● **Data listing**:
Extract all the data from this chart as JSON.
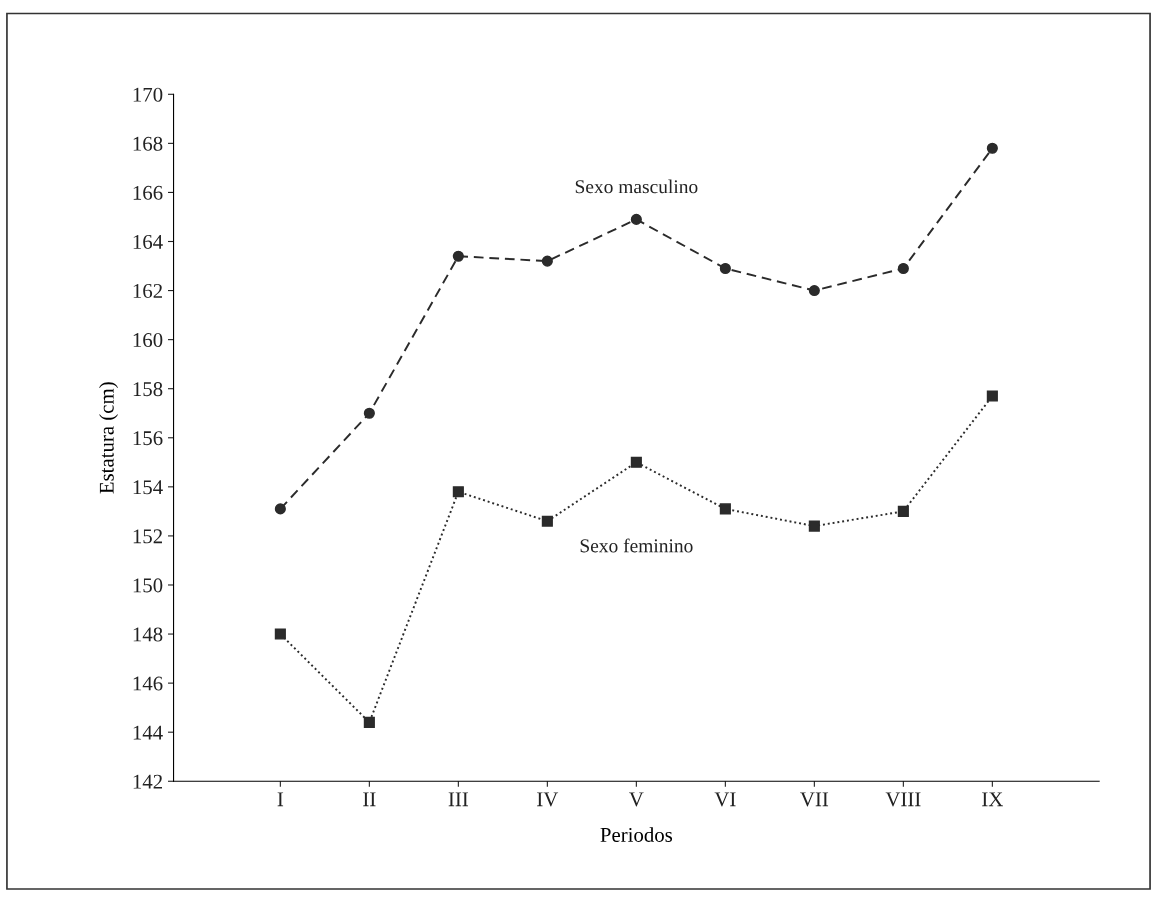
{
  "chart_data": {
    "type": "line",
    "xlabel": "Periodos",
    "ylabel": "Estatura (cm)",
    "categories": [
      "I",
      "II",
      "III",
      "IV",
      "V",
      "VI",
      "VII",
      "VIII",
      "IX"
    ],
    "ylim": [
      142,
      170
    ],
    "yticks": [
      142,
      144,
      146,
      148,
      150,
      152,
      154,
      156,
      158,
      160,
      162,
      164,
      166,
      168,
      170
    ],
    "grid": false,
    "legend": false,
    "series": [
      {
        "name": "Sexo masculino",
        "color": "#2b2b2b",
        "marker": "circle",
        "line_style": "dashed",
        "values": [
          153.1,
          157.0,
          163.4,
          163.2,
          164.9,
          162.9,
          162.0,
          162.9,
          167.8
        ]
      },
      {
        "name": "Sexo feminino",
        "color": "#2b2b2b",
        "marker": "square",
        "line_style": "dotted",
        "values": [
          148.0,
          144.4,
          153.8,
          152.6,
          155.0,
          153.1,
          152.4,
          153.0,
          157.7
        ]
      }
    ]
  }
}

---

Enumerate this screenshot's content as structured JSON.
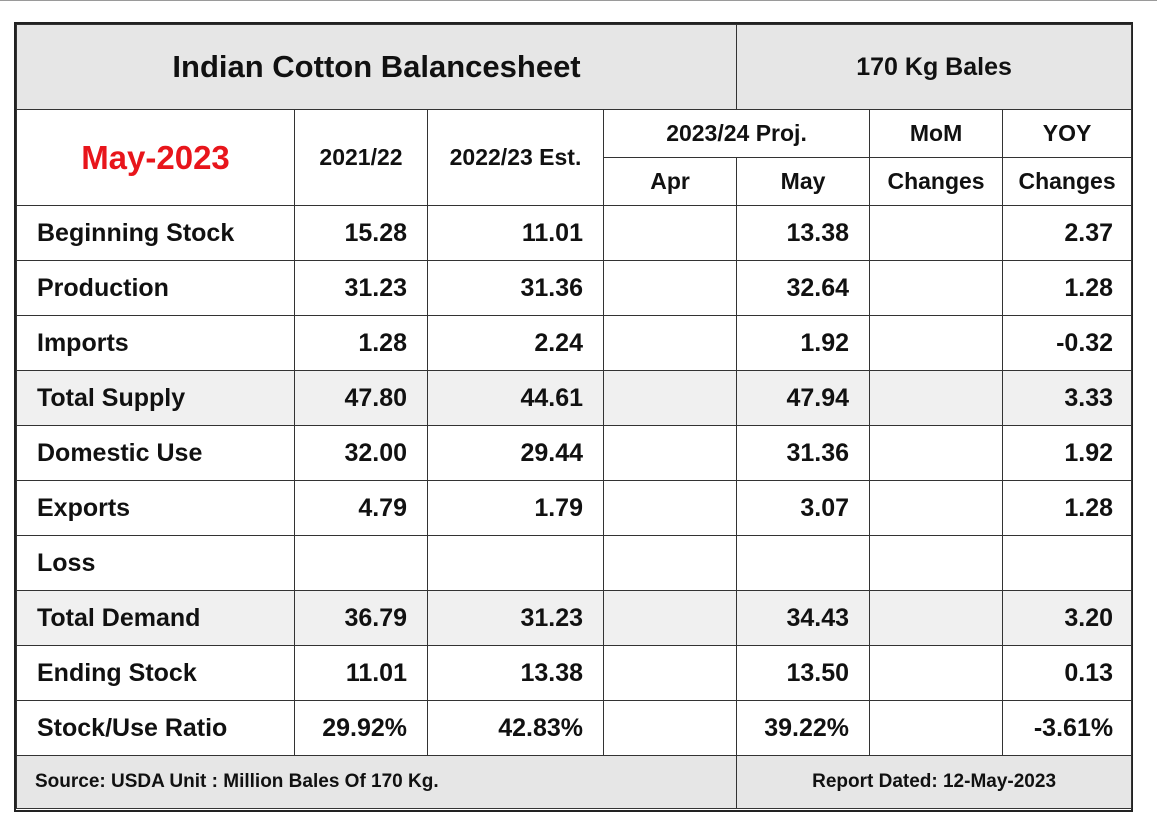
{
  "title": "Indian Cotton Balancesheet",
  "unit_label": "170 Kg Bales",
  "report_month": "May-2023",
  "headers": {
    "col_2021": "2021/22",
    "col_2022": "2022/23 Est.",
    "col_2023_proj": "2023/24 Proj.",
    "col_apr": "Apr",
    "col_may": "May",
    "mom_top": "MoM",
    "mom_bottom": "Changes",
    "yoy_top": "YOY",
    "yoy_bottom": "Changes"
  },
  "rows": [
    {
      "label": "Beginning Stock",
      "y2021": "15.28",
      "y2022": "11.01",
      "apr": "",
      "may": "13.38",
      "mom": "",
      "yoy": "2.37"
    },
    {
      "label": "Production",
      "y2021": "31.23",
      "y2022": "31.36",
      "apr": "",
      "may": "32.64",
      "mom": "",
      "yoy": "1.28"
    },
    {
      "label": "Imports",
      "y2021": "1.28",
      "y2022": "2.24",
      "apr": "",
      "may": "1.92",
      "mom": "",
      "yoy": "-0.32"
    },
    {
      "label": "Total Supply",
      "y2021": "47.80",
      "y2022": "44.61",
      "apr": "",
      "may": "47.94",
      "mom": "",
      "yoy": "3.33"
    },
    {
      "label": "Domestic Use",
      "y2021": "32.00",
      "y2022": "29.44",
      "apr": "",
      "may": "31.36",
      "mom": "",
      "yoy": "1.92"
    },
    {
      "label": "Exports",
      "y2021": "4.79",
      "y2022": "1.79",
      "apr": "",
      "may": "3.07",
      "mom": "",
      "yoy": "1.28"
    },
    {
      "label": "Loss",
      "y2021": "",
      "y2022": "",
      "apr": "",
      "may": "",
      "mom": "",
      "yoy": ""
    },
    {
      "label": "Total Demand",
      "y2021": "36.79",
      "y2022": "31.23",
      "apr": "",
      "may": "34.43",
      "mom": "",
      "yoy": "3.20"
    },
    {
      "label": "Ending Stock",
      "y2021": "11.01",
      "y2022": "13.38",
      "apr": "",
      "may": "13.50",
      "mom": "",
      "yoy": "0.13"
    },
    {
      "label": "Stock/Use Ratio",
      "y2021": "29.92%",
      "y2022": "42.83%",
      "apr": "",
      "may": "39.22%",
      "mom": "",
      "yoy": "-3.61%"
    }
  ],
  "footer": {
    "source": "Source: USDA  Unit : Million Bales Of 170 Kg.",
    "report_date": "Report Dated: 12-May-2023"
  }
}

● **Work required**:
In the records above, locate the lines holding the word "this". Copy each of them.

● **Right answer**:
Extract all the data from this chart as JSON.
Enumerate this screenshot's content as structured JSON.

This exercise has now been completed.